### EXERCISE
All of the material below is to be repeated exactly.

### MATERIAL FOR THE TASK
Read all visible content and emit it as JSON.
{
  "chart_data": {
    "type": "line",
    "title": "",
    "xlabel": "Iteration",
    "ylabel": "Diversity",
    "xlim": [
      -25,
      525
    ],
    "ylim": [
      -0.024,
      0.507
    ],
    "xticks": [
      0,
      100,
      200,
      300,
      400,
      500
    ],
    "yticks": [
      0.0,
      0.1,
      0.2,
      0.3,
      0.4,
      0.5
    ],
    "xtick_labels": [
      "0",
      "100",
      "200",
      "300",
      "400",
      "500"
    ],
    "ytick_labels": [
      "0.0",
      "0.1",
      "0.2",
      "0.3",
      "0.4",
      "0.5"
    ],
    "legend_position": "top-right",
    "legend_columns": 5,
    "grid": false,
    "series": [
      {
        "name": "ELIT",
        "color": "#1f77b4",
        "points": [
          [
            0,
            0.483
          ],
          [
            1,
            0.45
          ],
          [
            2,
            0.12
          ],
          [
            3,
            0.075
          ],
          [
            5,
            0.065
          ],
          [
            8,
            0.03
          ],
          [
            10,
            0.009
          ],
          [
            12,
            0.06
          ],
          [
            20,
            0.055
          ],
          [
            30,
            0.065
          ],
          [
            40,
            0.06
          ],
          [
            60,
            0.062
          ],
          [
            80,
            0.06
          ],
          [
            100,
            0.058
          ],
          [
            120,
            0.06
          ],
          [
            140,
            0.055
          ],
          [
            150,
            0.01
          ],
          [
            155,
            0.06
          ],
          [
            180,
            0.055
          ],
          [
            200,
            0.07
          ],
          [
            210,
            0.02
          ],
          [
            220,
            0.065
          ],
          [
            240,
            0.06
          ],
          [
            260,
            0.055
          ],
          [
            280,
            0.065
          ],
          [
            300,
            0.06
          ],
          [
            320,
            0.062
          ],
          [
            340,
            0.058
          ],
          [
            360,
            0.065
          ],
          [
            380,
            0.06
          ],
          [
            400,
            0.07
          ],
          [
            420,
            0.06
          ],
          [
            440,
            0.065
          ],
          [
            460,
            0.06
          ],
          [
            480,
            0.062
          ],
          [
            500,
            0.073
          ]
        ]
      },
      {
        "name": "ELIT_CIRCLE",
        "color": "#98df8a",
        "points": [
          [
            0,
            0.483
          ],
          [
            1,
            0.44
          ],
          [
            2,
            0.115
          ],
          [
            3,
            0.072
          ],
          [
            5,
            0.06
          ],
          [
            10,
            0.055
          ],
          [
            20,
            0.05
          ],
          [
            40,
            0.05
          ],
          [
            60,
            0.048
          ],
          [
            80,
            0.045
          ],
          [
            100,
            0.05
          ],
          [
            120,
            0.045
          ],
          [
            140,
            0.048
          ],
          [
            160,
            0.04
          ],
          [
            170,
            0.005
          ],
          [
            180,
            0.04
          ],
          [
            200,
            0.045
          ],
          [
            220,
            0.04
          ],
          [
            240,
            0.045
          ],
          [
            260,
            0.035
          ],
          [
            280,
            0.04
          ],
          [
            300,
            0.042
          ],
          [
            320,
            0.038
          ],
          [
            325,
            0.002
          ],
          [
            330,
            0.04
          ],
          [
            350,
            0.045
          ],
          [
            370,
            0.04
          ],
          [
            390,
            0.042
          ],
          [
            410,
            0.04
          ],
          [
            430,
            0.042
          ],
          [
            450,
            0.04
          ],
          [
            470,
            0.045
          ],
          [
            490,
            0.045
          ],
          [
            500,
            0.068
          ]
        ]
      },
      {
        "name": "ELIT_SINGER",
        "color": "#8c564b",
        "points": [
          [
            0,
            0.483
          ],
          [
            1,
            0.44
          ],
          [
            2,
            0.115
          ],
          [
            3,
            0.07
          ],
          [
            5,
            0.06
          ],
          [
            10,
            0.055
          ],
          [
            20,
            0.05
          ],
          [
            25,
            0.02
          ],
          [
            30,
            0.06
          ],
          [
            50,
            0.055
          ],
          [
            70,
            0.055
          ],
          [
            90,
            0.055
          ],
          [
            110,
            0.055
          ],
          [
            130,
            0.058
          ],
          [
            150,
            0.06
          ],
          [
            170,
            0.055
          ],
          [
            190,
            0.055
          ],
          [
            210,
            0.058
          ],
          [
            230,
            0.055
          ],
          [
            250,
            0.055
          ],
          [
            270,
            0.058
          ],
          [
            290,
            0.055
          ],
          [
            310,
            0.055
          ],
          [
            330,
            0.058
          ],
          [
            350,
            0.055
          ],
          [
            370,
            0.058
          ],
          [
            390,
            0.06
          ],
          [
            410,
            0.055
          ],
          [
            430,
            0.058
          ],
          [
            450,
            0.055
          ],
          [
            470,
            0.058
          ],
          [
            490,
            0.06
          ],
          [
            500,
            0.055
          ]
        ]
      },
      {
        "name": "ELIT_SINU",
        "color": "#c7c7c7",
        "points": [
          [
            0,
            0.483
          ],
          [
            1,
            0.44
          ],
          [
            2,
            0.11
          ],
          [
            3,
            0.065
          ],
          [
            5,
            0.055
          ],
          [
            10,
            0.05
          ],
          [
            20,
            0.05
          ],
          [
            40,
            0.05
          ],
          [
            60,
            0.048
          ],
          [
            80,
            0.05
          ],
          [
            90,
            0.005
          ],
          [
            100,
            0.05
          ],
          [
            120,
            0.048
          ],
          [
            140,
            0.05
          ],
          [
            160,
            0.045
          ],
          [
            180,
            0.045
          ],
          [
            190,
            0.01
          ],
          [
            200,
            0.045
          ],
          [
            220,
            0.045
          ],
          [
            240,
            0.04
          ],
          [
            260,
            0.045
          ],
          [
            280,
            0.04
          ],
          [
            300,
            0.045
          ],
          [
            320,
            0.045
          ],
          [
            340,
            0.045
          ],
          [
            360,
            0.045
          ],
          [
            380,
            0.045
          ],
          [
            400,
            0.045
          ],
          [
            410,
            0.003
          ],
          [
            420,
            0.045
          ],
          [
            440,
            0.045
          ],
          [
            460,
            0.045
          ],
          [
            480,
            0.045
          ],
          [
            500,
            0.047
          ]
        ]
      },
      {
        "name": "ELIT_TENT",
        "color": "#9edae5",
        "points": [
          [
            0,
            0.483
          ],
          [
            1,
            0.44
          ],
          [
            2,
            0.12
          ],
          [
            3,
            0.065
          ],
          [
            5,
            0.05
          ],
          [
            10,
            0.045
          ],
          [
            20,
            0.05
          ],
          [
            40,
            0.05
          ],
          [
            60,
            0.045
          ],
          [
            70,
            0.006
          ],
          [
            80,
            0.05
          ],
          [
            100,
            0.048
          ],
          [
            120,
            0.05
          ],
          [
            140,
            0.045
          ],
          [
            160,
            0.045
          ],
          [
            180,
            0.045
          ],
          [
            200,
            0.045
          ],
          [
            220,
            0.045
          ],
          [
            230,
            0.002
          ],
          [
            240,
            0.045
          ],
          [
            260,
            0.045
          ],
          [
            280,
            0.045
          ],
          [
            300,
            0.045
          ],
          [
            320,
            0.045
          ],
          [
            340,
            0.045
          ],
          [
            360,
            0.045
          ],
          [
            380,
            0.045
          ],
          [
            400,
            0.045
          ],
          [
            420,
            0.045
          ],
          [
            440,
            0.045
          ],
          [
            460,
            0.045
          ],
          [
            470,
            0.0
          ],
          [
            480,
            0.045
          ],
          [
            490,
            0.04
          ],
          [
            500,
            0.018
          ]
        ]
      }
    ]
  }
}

### TASK RESULT
Read all visible content and emit it as JSON.
{
  "chart_data": {
    "type": "line",
    "title": "",
    "xlabel": "Iteration",
    "ylabel": "Diversity",
    "xlim": [
      -25,
      525
    ],
    "ylim": [
      -0.024,
      0.507
    ],
    "xticks": [
      0,
      100,
      200,
      300,
      400,
      500
    ],
    "yticks": [
      0.0,
      0.1,
      0.2,
      0.3,
      0.4,
      0.5
    ],
    "xtick_labels": [
      "0",
      "100",
      "200",
      "300",
      "400",
      "500"
    ],
    "ytick_labels": [
      "0.0",
      "0.1",
      "0.2",
      "0.3",
      "0.4",
      "0.5"
    ],
    "legend_position": "top-right",
    "legend_columns": 5,
    "grid": false,
    "series": [
      {
        "name": "ELIT",
        "color": "#1f77b4",
        "points": [
          [
            0,
            0.483
          ],
          [
            1,
            0.45
          ],
          [
            2,
            0.12
          ],
          [
            3,
            0.075
          ],
          [
            5,
            0.065
          ],
          [
            8,
            0.03
          ],
          [
            10,
            0.009
          ],
          [
            12,
            0.06
          ],
          [
            20,
            0.055
          ],
          [
            30,
            0.065
          ],
          [
            40,
            0.06
          ],
          [
            60,
            0.062
          ],
          [
            80,
            0.06
          ],
          [
            100,
            0.058
          ],
          [
            120,
            0.06
          ],
          [
            140,
            0.055
          ],
          [
            150,
            0.01
          ],
          [
            155,
            0.06
          ],
          [
            180,
            0.055
          ],
          [
            200,
            0.07
          ],
          [
            210,
            0.02
          ],
          [
            220,
            0.065
          ],
          [
            240,
            0.06
          ],
          [
            260,
            0.055
          ],
          [
            280,
            0.065
          ],
          [
            300,
            0.06
          ],
          [
            320,
            0.062
          ],
          [
            340,
            0.058
          ],
          [
            360,
            0.065
          ],
          [
            380,
            0.06
          ],
          [
            400,
            0.07
          ],
          [
            420,
            0.06
          ],
          [
            440,
            0.065
          ],
          [
            460,
            0.06
          ],
          [
            480,
            0.062
          ],
          [
            500,
            0.073
          ]
        ]
      },
      {
        "name": "ELIT_CIRCLE",
        "color": "#98df8a",
        "points": [
          [
            0,
            0.483
          ],
          [
            1,
            0.44
          ],
          [
            2,
            0.115
          ],
          [
            3,
            0.072
          ],
          [
            5,
            0.06
          ],
          [
            10,
            0.055
          ],
          [
            20,
            0.05
          ],
          [
            40,
            0.05
          ],
          [
            60,
            0.048
          ],
          [
            80,
            0.045
          ],
          [
            100,
            0.05
          ],
          [
            120,
            0.045
          ],
          [
            140,
            0.048
          ],
          [
            160,
            0.04
          ],
          [
            170,
            0.005
          ],
          [
            180,
            0.04
          ],
          [
            200,
            0.045
          ],
          [
            220,
            0.04
          ],
          [
            240,
            0.045
          ],
          [
            260,
            0.035
          ],
          [
            280,
            0.04
          ],
          [
            300,
            0.042
          ],
          [
            320,
            0.038
          ],
          [
            325,
            0.002
          ],
          [
            330,
            0.04
          ],
          [
            350,
            0.045
          ],
          [
            370,
            0.04
          ],
          [
            390,
            0.042
          ],
          [
            410,
            0.04
          ],
          [
            430,
            0.042
          ],
          [
            450,
            0.04
          ],
          [
            470,
            0.045
          ],
          [
            490,
            0.045
          ],
          [
            500,
            0.068
          ]
        ]
      },
      {
        "name": "ELIT_SINGER",
        "color": "#8c564b",
        "points": [
          [
            0,
            0.483
          ],
          [
            1,
            0.44
          ],
          [
            2,
            0.115
          ],
          [
            3,
            0.07
          ],
          [
            5,
            0.06
          ],
          [
            10,
            0.055
          ],
          [
            20,
            0.05
          ],
          [
            25,
            0.02
          ],
          [
            30,
            0.06
          ],
          [
            50,
            0.055
          ],
          [
            70,
            0.055
          ],
          [
            90,
            0.055
          ],
          [
            110,
            0.055
          ],
          [
            130,
            0.058
          ],
          [
            150,
            0.06
          ],
          [
            170,
            0.055
          ],
          [
            190,
            0.055
          ],
          [
            210,
            0.058
          ],
          [
            230,
            0.055
          ],
          [
            250,
            0.055
          ],
          [
            270,
            0.058
          ],
          [
            290,
            0.055
          ],
          [
            310,
            0.055
          ],
          [
            330,
            0.058
          ],
          [
            350,
            0.055
          ],
          [
            370,
            0.058
          ],
          [
            390,
            0.06
          ],
          [
            410,
            0.055
          ],
          [
            430,
            0.058
          ],
          [
            450,
            0.055
          ],
          [
            470,
            0.058
          ],
          [
            490,
            0.06
          ],
          [
            500,
            0.055
          ]
        ]
      },
      {
        "name": "ELIT_SINU",
        "color": "#c7c7c7",
        "points": [
          [
            0,
            0.483
          ],
          [
            1,
            0.44
          ],
          [
            2,
            0.11
          ],
          [
            3,
            0.065
          ],
          [
            5,
            0.055
          ],
          [
            10,
            0.05
          ],
          [
            20,
            0.05
          ],
          [
            40,
            0.05
          ],
          [
            60,
            0.048
          ],
          [
            80,
            0.05
          ],
          [
            90,
            0.005
          ],
          [
            100,
            0.05
          ],
          [
            120,
            0.048
          ],
          [
            140,
            0.05
          ],
          [
            160,
            0.045
          ],
          [
            180,
            0.045
          ],
          [
            190,
            0.01
          ],
          [
            200,
            0.045
          ],
          [
            220,
            0.045
          ],
          [
            240,
            0.04
          ],
          [
            260,
            0.045
          ],
          [
            280,
            0.04
          ],
          [
            300,
            0.045
          ],
          [
            320,
            0.045
          ],
          [
            340,
            0.045
          ],
          [
            360,
            0.045
          ],
          [
            380,
            0.045
          ],
          [
            400,
            0.045
          ],
          [
            410,
            0.003
          ],
          [
            420,
            0.045
          ],
          [
            440,
            0.045
          ],
          [
            460,
            0.045
          ],
          [
            480,
            0.045
          ],
          [
            500,
            0.047
          ]
        ]
      },
      {
        "name": "ELIT_TENT",
        "color": "#9edae5",
        "points": [
          [
            0,
            0.483
          ],
          [
            1,
            0.44
          ],
          [
            2,
            0.12
          ],
          [
            3,
            0.065
          ],
          [
            5,
            0.05
          ],
          [
            10,
            0.045
          ],
          [
            20,
            0.05
          ],
          [
            40,
            0.05
          ],
          [
            60,
            0.045
          ],
          [
            70,
            0.006
          ],
          [
            80,
            0.05
          ],
          [
            100,
            0.048
          ],
          [
            120,
            0.05
          ],
          [
            140,
            0.045
          ],
          [
            160,
            0.045
          ],
          [
            180,
            0.045
          ],
          [
            200,
            0.045
          ],
          [
            220,
            0.045
          ],
          [
            230,
            0.002
          ],
          [
            240,
            0.045
          ],
          [
            260,
            0.045
          ],
          [
            280,
            0.045
          ],
          [
            300,
            0.045
          ],
          [
            320,
            0.045
          ],
          [
            340,
            0.045
          ],
          [
            360,
            0.045
          ],
          [
            380,
            0.045
          ],
          [
            400,
            0.045
          ],
          [
            420,
            0.045
          ],
          [
            440,
            0.045
          ],
          [
            460,
            0.045
          ],
          [
            470,
            0.0
          ],
          [
            480,
            0.045
          ],
          [
            490,
            0.04
          ],
          [
            500,
            0.018
          ]
        ]
      }
    ]
  }
}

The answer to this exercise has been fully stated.